START Text

Too Good to Pass Up: Cheney Q&A
In an interview with CU Times, outgoing CUNA CEO Bill Cheney explained why he is leaving the trade organization after four years and discussed his accomplishments at CUNA as well as some areas in need of improvement.
Cheney officially starts his new position in June as the CEO of the $9.8 billion SchoolsFirst Federal Credit Union in Santa Ana, Calif.
CU Times: Why are you leaving CUNA?
Cheney: It's all about the opportunity at SchoolsFirst and I think it's really important that people understand that. There are very few opportunities that would interest me, given the position I have now. I spent 19 years at credit unions. I spent eight years in the trade association world – four in California and Nevada and now four at CUNA. I certainly wasn't looking to leave. I think we’ve had great accomplishments at CUNA but this was an opportunity I just couldn't turn down. It's such a great credit union and a great board.
CU Times: What do you see at SchoolsFirst that you are not getting at CUNA?
Cheney: I loved the four years I spent at the league and I loved the four years I spent at CUNA but when it comes right down to it, I started my career at Security Service Credit Union in Texas and the opportunity to now hopefully end my career at a credit union of the quality of SchoolsFirst, serving their 600,000 and more members, working with that board and that team is just a great opportunity and it's different than the trade association. Obviously, I’ll still be involved in the California league. I’ll still be involved in CUNA as a large member credit union.
CU Times: Who should be the next leader of CUNA and what kind of qualities should they have?
Cheney: That has yet to be defined. It's something that we’re working on now and when they find the right search firm, that will be one of the first steps is, ‘OK, now for 14 or 15 years, we had Dan Mica, who was a former member of Congress. For the last four years we’ve had someone who has been in a credit union and has been at the league and we’ve made a lot of changes and we’ve set a course for the future but now what? What are the key skills and leadership attributes that we need to advance the movement forward?’ We don't have the answer to that yet and I don't they’re going to eliminate any possibility.
CU Times: How do you plan to still have an impact on the legislative process outside of Washington?

END Text
START Information shown

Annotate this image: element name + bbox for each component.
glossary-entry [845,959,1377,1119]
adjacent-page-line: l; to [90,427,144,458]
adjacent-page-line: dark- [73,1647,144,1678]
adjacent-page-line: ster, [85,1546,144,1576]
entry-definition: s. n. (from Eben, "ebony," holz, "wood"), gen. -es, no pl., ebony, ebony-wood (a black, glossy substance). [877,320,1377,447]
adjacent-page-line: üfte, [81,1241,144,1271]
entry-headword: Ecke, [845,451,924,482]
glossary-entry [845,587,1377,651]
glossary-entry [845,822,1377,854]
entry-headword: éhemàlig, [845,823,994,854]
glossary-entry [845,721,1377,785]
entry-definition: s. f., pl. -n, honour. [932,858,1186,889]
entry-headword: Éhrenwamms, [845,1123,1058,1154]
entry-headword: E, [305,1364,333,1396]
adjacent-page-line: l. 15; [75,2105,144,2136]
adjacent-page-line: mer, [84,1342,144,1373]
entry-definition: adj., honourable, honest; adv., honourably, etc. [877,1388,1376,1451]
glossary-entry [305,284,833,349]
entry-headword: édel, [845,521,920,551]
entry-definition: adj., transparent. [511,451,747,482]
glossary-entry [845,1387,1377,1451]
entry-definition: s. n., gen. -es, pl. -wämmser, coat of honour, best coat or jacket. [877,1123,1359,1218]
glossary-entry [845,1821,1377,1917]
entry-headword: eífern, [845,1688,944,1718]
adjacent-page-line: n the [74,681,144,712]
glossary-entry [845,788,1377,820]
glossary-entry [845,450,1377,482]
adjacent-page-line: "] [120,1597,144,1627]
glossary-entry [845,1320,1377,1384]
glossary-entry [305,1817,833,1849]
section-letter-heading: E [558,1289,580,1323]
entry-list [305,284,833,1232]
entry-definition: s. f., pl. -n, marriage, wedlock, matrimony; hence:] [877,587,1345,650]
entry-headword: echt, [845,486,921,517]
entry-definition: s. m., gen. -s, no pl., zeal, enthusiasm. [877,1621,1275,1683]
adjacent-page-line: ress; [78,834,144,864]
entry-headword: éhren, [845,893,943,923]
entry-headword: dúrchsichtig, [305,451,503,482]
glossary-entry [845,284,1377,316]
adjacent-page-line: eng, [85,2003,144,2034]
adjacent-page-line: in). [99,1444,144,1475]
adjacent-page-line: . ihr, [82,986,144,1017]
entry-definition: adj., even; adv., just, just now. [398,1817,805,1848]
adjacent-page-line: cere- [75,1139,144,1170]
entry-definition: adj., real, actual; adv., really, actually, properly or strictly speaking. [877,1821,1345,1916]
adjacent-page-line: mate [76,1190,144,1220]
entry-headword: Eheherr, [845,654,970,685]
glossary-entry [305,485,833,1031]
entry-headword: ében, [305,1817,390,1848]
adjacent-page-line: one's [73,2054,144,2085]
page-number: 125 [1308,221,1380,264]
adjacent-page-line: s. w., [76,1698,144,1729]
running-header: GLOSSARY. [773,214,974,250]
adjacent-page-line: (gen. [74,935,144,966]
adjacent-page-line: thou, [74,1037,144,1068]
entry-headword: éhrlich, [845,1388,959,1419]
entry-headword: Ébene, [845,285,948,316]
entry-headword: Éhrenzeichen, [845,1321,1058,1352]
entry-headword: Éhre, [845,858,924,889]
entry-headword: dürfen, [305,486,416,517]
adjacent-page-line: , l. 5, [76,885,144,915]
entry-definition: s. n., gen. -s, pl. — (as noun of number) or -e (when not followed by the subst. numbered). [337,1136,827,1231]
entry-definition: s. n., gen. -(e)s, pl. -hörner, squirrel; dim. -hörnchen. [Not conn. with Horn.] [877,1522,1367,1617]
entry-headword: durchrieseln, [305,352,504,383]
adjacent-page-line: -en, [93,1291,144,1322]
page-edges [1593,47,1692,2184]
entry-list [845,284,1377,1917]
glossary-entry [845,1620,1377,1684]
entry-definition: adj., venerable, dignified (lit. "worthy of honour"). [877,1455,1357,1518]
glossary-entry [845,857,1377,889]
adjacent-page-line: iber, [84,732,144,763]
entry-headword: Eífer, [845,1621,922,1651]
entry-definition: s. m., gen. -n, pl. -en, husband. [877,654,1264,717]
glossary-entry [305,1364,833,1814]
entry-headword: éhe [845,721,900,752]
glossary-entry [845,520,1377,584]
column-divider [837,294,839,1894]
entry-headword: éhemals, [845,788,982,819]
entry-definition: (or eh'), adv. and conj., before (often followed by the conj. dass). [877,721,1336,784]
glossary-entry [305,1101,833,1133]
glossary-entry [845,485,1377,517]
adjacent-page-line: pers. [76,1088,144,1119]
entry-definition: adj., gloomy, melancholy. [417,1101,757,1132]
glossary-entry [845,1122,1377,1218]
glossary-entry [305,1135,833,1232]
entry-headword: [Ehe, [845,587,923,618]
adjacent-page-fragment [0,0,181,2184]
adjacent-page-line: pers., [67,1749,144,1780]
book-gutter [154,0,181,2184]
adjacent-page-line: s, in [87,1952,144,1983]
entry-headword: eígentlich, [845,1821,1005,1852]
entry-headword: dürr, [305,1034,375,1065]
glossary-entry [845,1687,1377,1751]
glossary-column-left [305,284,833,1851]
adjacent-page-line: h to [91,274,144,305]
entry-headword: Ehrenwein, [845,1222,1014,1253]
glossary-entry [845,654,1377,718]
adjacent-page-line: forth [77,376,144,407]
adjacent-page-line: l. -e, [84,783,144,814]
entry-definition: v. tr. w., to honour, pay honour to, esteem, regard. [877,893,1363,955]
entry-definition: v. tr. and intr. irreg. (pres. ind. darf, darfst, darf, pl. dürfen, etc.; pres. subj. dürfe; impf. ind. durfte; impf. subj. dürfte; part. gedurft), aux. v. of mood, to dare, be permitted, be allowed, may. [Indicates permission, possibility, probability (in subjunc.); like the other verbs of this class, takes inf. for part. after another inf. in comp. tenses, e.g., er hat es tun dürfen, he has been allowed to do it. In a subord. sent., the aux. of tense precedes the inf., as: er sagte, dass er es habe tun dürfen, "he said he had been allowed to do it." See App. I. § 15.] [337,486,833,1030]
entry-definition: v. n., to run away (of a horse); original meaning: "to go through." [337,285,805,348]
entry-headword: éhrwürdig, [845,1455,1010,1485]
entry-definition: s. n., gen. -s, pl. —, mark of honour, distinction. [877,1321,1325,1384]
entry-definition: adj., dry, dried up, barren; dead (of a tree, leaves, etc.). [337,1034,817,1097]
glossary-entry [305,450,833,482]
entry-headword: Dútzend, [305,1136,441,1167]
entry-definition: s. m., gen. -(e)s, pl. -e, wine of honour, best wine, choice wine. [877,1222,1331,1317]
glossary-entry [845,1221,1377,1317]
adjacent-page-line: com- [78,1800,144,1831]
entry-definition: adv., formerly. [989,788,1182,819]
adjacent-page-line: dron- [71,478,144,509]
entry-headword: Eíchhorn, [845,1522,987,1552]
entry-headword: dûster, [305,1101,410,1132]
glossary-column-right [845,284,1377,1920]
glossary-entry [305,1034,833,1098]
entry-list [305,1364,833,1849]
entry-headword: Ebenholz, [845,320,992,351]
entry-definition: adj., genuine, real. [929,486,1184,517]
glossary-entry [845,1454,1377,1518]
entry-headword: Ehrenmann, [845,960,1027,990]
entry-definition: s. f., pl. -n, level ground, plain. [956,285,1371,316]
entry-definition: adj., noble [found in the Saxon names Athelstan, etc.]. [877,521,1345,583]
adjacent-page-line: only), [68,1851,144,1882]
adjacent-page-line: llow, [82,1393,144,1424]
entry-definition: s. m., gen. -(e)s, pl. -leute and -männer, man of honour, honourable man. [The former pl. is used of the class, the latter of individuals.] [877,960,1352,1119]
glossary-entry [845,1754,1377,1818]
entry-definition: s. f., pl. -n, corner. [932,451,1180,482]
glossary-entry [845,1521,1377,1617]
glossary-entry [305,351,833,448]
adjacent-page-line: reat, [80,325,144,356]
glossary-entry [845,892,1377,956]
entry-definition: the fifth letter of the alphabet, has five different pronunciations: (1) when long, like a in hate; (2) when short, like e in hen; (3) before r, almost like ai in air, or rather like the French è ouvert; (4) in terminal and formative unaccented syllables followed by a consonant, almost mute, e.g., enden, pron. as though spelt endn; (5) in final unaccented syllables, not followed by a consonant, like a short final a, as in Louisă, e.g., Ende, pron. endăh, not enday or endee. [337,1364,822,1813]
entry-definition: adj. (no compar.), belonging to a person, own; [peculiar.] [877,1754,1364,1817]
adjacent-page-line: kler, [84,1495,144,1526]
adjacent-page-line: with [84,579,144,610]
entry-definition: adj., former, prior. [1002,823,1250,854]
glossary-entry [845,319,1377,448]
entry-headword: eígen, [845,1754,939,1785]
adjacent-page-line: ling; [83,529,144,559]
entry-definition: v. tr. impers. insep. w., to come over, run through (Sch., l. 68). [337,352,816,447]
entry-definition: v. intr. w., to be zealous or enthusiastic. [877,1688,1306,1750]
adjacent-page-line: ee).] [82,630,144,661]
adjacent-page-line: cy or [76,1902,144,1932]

END Information shown

◆ Work task A
Using the Cheney interview, say whether each statement agrees with it, answering yes or no and quoting the words that decide it.
(i) Cheney spent 19 years working at credit unions.
(ii) Cheney began his career at SchoolsFirst Federal Credit Union.
(iii) Dan Mica had been a member of Congress.
◆ Work task B
Continue the interview with Bill Cheney from its last question.
The material plays no part in this exercise.

◆ Answer A
(i) Yes: "I spent 19 years at credit unions."
(ii) No: "I started my career at Security Service Credit Union in Texas"
(iii) Yes: "we had Dan Mica, who was a former member of Congress."

◆ Answer B
Cheney: I’ve made a lot of great contacts while I’ve been in Washington and relationships with key member of Congress so I would hope to continue to play a role. Obviously, I’ll be involved actively in the efforts of the California Credit Union League and particularly in markets where SchoolsFirst has a presence. SchoolsFirst is one of the leading credit unions in the Don't Tax My Credit Union fight.
CU Times: There's a perception among some in the credit union industry that you basically left Dan Mica's team in place and by not making big changes, it kind of guaranteed that you would not succeed. What would you say to that?
Cheney: Well, I think we have succeeded. I think there's a strong team at CUNA. We have made changes. We’ve restructured the management team to be a little bit more efficient. John Franklin retired and we promoted Jill Tomalin to be the executive vice president and COO in Madison and she's doing a fantastic job there. We’ve sort of flattened out management structure in D.C. a little bit but we’ve got strong leaders in place there. Pat's position is a great example. Paul Gentile left and we did an extensive search to find the right person to lead our communications efforts going forward and you know what? The most qualified person I talked to, and I talked to many, was Pat Keefe so you don't have to make changes to be successful. Sometimes you just need to have strong leadership and put the right people in the right seats and that doesn't mean you have to bring people in from the outside to do that.